**RECORDED DATA**
- - - - -

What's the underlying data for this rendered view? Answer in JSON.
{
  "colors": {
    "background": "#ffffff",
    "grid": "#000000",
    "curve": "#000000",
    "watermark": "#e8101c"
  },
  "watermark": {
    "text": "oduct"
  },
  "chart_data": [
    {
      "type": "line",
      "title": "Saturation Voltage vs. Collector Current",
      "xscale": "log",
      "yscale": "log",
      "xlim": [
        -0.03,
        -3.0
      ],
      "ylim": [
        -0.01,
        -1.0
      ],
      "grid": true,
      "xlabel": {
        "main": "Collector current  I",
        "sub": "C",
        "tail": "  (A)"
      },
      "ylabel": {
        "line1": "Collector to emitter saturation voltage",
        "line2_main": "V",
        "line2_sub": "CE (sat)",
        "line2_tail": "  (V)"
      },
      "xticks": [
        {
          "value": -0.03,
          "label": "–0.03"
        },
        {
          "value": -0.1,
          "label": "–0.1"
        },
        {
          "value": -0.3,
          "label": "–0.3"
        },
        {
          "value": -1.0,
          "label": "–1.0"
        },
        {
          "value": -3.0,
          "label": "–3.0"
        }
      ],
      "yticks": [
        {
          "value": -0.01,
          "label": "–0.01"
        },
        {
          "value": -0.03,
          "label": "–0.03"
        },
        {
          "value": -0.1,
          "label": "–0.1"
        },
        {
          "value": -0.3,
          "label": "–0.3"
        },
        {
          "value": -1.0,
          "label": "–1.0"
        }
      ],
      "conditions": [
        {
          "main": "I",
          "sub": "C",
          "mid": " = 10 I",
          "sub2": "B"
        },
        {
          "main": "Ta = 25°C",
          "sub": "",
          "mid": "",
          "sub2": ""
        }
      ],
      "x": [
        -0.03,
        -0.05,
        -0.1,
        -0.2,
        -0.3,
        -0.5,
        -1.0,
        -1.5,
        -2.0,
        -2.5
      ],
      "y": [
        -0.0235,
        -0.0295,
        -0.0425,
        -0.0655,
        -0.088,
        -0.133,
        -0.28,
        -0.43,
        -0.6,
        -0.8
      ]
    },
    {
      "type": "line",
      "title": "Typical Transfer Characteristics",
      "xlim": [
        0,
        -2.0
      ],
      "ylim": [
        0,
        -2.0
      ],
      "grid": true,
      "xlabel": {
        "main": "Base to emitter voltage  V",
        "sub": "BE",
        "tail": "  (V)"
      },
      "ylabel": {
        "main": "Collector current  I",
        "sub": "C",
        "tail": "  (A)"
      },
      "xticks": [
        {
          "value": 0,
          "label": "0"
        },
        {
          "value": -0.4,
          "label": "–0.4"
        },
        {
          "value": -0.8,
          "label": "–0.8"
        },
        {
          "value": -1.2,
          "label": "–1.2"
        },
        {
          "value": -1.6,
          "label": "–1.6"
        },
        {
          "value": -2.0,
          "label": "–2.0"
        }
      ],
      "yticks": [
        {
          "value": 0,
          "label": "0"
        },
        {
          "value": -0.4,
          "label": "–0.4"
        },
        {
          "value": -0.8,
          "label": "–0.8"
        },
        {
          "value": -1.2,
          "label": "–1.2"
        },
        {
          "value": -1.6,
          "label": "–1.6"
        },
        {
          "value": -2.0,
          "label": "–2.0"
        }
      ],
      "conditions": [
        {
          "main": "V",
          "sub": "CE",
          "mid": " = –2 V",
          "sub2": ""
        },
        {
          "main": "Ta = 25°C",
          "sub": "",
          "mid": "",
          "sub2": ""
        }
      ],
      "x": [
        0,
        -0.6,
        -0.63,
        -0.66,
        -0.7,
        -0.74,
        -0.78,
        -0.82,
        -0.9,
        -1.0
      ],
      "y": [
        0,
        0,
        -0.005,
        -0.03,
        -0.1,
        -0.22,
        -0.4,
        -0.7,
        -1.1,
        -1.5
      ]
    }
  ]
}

- - - - -

**TASK PROMPT**
Only lines that contain the word "emitter" are wanted; copy each of them.

**REPLY**
        "line1": "Collector to emitter saturation voltage",
        "main": "Base to emitter voltage  V",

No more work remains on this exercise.